## Begin Source material
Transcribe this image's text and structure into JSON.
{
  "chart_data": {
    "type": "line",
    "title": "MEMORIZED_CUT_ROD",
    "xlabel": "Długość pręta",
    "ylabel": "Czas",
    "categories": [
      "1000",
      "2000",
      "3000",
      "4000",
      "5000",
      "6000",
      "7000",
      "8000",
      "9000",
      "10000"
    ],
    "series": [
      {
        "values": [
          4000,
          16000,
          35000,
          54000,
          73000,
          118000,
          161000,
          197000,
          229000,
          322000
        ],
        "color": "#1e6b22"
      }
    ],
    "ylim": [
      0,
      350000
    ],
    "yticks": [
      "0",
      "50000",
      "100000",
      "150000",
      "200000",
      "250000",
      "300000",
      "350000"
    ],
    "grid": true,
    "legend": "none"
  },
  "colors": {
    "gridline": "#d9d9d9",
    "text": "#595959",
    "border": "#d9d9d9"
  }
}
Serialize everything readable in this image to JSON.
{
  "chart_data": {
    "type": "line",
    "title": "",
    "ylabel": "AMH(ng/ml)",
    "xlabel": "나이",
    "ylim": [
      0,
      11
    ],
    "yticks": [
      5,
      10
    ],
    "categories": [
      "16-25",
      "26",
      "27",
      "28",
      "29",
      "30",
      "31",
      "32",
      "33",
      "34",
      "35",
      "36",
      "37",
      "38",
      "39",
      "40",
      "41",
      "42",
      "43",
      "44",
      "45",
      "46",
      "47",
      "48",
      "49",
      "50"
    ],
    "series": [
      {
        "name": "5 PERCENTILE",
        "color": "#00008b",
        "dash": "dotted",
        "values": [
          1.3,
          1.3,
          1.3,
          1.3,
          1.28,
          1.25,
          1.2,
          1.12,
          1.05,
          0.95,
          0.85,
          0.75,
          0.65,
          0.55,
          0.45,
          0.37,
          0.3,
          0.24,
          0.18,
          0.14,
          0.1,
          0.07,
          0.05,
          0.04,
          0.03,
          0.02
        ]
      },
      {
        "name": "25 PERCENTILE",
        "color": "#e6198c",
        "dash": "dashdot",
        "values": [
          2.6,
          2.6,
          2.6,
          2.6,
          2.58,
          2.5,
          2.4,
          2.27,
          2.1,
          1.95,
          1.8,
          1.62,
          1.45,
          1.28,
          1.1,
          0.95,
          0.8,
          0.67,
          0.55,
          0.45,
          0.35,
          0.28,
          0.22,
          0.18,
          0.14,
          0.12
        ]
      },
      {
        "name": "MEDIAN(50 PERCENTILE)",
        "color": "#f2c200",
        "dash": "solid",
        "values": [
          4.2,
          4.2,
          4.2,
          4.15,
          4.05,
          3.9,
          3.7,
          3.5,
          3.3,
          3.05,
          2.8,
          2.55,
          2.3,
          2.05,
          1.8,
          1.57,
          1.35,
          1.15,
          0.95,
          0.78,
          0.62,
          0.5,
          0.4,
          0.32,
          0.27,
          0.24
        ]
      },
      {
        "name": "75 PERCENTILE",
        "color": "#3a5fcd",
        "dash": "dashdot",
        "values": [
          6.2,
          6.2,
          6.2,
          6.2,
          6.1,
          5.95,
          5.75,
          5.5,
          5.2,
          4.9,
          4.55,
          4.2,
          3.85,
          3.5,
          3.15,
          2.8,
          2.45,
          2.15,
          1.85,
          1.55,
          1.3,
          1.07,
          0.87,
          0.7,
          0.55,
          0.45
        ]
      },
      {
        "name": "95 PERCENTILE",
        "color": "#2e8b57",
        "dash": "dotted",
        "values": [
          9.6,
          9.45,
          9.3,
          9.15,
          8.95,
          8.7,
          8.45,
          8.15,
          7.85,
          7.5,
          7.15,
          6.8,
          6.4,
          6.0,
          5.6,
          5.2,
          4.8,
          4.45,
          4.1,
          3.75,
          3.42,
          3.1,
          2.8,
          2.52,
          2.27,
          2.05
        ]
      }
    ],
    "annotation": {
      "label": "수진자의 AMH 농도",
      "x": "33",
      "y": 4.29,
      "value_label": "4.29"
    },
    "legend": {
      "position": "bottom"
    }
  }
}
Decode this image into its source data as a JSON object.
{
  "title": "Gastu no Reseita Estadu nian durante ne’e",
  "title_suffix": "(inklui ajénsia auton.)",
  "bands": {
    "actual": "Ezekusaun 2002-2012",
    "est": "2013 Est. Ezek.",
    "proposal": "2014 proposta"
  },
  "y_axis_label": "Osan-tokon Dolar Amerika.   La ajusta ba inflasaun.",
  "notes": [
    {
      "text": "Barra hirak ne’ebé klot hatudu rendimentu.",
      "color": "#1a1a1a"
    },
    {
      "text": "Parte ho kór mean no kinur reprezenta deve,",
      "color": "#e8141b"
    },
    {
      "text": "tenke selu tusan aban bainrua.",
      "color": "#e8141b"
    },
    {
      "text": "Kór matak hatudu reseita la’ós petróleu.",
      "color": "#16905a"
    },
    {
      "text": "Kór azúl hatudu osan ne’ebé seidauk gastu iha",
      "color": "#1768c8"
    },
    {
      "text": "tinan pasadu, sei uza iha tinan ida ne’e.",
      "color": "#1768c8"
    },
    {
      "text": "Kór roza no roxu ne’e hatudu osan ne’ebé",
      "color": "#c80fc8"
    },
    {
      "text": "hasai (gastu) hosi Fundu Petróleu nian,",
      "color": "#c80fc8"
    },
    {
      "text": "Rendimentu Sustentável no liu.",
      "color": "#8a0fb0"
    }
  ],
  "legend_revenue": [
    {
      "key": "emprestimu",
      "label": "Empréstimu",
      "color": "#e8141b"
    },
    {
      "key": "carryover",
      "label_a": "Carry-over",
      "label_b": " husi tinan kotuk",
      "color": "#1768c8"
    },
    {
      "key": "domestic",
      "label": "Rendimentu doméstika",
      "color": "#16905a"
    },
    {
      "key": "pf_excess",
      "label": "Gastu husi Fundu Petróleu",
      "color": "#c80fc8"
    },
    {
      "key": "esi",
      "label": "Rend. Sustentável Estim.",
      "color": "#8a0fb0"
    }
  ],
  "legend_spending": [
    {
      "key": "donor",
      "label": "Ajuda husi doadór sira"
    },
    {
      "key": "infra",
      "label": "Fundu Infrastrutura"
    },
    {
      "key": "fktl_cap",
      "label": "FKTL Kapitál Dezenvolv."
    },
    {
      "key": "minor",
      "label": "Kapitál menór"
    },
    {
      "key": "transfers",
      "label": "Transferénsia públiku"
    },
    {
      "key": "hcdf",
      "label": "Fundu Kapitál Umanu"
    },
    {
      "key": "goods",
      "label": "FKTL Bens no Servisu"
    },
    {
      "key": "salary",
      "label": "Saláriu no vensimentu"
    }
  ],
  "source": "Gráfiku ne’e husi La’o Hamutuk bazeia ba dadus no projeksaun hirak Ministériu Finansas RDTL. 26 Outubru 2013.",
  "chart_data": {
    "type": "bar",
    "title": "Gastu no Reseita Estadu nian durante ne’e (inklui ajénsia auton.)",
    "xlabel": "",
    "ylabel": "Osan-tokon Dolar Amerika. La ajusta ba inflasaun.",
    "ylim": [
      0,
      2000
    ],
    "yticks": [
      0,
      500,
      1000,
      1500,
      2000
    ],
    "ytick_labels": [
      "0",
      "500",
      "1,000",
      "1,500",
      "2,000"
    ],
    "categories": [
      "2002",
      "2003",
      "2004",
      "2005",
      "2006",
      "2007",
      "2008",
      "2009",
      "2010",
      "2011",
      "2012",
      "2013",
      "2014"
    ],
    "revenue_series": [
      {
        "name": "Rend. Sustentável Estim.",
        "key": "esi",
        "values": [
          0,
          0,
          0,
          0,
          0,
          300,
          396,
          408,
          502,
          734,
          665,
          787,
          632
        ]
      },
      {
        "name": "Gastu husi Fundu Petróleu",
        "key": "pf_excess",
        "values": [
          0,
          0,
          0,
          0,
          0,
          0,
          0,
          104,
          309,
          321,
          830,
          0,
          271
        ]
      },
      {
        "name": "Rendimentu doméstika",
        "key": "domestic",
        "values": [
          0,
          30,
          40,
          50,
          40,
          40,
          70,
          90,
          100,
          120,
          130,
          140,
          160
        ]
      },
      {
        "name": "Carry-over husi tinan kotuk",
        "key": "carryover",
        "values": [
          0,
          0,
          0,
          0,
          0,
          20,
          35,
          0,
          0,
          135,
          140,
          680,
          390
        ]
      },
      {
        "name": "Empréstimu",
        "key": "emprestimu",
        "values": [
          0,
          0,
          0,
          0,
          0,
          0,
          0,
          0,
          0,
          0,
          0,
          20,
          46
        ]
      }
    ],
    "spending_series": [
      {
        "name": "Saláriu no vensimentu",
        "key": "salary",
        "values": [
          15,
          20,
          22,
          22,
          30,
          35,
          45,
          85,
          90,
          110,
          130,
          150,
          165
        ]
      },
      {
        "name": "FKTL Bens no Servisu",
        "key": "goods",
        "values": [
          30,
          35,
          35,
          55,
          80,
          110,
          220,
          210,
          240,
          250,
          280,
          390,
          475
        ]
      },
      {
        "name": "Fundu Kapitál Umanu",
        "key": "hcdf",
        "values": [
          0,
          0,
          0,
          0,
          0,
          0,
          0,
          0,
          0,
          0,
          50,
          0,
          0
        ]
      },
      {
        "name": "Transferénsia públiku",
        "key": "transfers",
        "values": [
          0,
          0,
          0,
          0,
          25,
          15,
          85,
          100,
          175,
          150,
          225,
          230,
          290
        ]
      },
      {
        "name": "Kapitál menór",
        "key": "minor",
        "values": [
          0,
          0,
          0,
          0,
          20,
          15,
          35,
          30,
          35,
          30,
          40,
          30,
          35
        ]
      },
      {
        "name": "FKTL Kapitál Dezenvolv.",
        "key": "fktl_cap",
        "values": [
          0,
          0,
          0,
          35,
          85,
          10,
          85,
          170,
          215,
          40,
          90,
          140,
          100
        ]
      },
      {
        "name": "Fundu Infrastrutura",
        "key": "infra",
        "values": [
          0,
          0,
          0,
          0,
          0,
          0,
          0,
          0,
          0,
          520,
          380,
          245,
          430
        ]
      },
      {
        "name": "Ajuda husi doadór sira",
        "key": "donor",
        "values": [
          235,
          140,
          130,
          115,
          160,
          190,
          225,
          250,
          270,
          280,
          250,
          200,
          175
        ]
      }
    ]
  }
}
## End Source material
> **Problem to work on**
Pull every line containing the word "hirak" out of the material.

> **Task output**
      "text": "Barra hirak ne’ebé klot hatudu rendimentu.",
  "source": "Gráfiku ne’e husi La’o Hamutuk bazeia ba dadus no projeksaun hirak Ministériu Finansas RDTL. 26 Outubru 2013.",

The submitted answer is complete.